Text block:
--- START ---
Hiroko Makino

Personal information
- Born: 20 August 1999 (age 26)

Sport
- Sport: Swimming

Medal record
Women's swimming
Representing Japan
Asian Games
| Gold medal – first place | 2022 Hangzhou | 4x100m medley relay |
| Silver medal – second place | 2022 Hangzhou | 4x200m freestyle relay |
| Silver medal – second place | 2022 Hangzhou | Mixed 4x100m medley relay |
| Bronze medal – third place | 2022 Hangzhou | 200m butterfly |
Junior Pan Pacific Championships
| Silver medal – second place | 2014 Maui | 400 m medley |
| Bronze medal – third place | 2014 Maui | 4×200 m freestyle |

= Hiroko Makino =

Japanese swimmer (born 1999)

Hiroko Makino (牧野 紘子, Makino Hiroko) is a Japanese swimmer. She competed in the women's 200 metre butterfly event at the 2017 World Aquatics Championships.

At the 2014 Junior Pan Pacific Swimming Championships in Hawaii, United States, Makino won a silver medal in the 400 metre individual medley with a time of 4:45.23 and a bronze medal in the 4×200 metre freestyle relay, where she split a 2:02.62 to contribute to the final time of 8:09.26.
--- END ---
Tasks and exercises:
1. In the Hiroko Makino article, what time did Makino record in the 400 metre individual medley at the 2014 Junior Pan Pacific Swimming Championships?
2. Quote the Hiroko Makino article, beginning at the words "Japanese swimmer (born" and stopping after "World Aquatics Championships.".

Data excerpts:
--- START ---
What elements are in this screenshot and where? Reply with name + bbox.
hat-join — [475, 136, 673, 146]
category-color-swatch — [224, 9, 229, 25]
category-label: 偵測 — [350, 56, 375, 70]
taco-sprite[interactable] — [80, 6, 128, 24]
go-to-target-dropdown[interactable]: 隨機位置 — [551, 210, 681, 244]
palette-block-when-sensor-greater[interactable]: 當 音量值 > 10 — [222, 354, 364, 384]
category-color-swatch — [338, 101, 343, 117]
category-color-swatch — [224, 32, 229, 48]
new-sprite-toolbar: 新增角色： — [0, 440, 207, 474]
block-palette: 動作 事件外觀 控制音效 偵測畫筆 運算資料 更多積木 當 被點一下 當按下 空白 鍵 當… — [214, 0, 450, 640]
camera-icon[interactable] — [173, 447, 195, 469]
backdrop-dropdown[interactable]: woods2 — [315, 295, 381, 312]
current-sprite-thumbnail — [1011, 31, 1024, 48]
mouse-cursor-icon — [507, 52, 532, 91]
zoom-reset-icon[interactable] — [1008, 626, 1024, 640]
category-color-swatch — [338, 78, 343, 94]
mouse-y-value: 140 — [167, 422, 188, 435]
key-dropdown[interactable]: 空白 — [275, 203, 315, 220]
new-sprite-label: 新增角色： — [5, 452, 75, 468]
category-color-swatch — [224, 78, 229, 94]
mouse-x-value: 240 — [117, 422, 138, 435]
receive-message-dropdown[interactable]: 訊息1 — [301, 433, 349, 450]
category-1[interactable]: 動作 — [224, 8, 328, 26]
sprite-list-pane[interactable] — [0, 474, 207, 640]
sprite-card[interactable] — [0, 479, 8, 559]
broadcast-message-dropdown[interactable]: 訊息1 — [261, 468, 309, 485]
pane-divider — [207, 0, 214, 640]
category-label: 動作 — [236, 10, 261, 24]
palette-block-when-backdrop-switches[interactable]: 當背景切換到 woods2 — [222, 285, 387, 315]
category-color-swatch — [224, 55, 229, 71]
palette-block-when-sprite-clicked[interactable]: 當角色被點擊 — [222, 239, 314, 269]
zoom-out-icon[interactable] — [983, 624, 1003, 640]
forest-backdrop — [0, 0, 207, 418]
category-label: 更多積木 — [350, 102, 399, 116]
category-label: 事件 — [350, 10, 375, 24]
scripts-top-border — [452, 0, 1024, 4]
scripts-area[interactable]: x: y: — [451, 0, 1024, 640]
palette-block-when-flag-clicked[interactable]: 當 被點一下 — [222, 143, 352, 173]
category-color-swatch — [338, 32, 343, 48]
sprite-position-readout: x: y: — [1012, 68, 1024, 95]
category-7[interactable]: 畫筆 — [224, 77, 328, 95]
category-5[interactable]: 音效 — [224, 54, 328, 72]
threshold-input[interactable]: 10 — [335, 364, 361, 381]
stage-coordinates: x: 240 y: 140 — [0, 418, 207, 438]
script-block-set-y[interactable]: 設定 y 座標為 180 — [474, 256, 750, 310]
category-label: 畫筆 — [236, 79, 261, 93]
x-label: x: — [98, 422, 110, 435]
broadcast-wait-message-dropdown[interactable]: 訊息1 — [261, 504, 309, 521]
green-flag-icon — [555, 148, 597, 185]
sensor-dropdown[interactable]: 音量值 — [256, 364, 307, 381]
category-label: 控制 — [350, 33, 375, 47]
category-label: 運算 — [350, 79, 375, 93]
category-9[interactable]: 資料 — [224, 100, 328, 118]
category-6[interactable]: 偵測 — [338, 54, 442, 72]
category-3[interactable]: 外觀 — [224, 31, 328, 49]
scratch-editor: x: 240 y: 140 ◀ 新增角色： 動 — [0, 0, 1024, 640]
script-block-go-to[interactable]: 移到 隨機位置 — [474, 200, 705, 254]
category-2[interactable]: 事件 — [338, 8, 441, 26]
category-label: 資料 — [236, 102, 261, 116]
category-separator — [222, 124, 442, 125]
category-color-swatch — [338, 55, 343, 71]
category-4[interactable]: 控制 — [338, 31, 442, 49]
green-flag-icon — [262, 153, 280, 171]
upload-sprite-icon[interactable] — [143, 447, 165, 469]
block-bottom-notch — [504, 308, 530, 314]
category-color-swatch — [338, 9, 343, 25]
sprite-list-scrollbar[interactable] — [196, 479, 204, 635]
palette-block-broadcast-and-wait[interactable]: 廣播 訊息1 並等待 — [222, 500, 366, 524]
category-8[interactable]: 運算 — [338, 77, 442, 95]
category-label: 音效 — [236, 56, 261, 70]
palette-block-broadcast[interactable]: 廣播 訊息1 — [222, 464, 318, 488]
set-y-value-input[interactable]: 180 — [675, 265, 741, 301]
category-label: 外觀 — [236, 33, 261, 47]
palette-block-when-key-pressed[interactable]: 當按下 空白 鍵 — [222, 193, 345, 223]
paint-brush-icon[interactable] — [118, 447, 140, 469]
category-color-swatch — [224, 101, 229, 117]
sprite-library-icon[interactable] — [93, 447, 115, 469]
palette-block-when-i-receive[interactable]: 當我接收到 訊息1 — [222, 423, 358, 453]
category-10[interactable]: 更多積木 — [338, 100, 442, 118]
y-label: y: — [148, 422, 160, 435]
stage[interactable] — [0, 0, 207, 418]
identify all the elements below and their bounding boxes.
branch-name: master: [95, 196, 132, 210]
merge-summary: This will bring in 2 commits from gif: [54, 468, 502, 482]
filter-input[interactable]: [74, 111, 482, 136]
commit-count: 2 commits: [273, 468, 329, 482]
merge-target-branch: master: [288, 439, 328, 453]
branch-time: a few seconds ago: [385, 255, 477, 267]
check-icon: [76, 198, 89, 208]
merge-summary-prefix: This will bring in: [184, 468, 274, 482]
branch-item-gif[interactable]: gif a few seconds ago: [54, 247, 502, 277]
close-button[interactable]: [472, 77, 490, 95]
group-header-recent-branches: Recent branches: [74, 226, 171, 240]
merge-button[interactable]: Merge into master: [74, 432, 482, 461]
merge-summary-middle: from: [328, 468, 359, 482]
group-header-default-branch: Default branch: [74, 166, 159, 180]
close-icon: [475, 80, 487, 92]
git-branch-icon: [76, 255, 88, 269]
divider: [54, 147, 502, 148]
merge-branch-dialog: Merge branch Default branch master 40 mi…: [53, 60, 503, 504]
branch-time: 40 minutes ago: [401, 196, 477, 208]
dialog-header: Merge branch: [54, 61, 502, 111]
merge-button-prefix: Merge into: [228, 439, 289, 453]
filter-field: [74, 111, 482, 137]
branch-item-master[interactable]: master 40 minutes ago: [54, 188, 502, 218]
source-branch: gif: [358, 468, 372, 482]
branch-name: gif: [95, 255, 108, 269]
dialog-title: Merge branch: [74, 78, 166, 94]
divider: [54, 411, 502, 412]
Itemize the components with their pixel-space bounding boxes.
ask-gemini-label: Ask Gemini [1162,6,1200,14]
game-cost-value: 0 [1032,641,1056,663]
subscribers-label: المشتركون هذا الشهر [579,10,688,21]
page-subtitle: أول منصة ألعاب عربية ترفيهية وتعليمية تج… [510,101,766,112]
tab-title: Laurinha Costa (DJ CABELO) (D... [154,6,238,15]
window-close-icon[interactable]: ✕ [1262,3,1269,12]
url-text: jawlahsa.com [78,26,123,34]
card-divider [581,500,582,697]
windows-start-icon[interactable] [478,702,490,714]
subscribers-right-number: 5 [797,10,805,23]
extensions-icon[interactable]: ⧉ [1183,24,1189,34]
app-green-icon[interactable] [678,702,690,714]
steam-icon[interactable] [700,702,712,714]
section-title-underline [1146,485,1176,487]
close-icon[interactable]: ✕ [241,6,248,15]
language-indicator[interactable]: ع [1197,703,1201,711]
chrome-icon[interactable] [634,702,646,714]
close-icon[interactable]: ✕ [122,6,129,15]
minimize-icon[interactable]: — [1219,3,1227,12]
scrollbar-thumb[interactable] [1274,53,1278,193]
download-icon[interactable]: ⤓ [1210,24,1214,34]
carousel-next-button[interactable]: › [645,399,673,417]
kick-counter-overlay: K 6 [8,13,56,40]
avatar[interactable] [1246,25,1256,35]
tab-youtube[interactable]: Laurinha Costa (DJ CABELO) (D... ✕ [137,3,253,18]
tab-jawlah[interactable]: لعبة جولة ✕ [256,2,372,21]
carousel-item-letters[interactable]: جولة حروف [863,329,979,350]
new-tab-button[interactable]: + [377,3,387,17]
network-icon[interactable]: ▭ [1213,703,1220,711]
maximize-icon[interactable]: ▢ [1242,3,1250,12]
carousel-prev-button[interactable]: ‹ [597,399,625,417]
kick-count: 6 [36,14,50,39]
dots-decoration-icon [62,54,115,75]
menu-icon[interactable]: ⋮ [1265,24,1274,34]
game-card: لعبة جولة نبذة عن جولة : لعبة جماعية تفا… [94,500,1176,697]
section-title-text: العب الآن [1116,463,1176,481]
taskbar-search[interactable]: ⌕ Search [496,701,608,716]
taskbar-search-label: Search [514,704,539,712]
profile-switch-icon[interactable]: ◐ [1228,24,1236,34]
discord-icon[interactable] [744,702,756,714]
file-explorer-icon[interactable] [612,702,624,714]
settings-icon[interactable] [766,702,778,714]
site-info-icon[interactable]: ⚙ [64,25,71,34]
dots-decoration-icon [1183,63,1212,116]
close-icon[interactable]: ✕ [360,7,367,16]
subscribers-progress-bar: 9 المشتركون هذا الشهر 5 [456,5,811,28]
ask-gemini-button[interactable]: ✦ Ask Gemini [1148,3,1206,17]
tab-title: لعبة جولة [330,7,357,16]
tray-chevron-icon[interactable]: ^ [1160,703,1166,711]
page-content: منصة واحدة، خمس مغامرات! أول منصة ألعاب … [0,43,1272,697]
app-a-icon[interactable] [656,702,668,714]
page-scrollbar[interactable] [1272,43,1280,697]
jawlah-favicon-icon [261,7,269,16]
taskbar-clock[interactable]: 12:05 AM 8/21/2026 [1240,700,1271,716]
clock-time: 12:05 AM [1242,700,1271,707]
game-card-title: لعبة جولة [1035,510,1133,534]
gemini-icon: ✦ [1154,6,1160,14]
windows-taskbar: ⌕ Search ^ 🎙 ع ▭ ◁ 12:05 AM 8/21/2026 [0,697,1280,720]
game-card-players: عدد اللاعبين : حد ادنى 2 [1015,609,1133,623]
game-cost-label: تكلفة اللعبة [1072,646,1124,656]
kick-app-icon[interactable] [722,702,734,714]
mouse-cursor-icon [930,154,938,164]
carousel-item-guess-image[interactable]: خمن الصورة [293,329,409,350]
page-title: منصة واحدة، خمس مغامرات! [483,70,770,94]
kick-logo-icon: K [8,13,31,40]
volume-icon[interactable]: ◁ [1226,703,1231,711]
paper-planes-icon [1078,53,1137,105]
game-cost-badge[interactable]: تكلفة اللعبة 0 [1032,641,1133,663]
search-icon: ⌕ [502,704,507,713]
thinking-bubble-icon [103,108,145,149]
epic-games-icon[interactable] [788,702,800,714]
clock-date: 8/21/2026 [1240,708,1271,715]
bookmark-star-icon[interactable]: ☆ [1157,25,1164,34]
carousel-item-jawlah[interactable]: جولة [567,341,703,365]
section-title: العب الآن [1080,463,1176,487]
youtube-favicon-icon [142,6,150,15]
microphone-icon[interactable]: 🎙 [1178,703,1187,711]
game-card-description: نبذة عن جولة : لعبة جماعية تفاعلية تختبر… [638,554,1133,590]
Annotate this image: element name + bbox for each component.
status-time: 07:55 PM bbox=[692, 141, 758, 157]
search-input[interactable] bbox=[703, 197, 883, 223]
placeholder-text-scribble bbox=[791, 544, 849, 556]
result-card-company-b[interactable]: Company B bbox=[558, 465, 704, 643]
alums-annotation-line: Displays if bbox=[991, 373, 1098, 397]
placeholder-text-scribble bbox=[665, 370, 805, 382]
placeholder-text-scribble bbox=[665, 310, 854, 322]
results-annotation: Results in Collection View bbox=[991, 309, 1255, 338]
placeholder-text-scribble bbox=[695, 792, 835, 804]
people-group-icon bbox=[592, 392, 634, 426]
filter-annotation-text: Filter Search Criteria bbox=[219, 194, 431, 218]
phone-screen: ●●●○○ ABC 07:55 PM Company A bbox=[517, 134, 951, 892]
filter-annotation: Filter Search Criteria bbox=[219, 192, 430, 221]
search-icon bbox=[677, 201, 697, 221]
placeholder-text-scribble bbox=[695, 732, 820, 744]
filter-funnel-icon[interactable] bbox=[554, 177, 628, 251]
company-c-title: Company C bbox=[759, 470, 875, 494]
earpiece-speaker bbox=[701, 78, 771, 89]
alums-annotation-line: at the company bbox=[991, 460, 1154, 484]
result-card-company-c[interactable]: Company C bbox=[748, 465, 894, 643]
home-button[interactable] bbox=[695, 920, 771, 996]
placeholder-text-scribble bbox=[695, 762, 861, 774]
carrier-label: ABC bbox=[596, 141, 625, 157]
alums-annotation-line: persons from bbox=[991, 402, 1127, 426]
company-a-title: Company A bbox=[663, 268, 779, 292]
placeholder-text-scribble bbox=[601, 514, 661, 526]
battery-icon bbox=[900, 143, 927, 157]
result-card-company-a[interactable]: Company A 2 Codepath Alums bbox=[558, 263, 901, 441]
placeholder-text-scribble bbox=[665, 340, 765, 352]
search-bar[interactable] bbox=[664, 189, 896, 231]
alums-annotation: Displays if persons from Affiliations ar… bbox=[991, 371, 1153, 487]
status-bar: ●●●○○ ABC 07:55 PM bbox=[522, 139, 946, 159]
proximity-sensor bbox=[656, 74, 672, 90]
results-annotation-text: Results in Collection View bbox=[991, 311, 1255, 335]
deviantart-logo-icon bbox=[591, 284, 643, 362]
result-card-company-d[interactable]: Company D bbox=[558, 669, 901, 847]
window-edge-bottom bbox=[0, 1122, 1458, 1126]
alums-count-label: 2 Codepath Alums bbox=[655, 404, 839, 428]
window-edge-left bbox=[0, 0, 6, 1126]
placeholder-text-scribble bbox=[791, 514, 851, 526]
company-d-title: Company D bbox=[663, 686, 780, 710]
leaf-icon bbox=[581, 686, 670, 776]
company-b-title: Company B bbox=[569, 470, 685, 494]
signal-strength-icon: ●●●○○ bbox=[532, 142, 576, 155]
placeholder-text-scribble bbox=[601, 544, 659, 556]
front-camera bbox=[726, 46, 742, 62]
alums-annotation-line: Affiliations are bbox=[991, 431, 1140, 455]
--- END ---
Responses in order:
1. 4:45.23

2.
Japanese swimmer (born 1999)

Hiroko Makino (牧野 紘子, Makino Hiroko) is a Japanese swimmer. She competed in the women's 200 metre butterfly event at the 2017 World Aquatics Championships.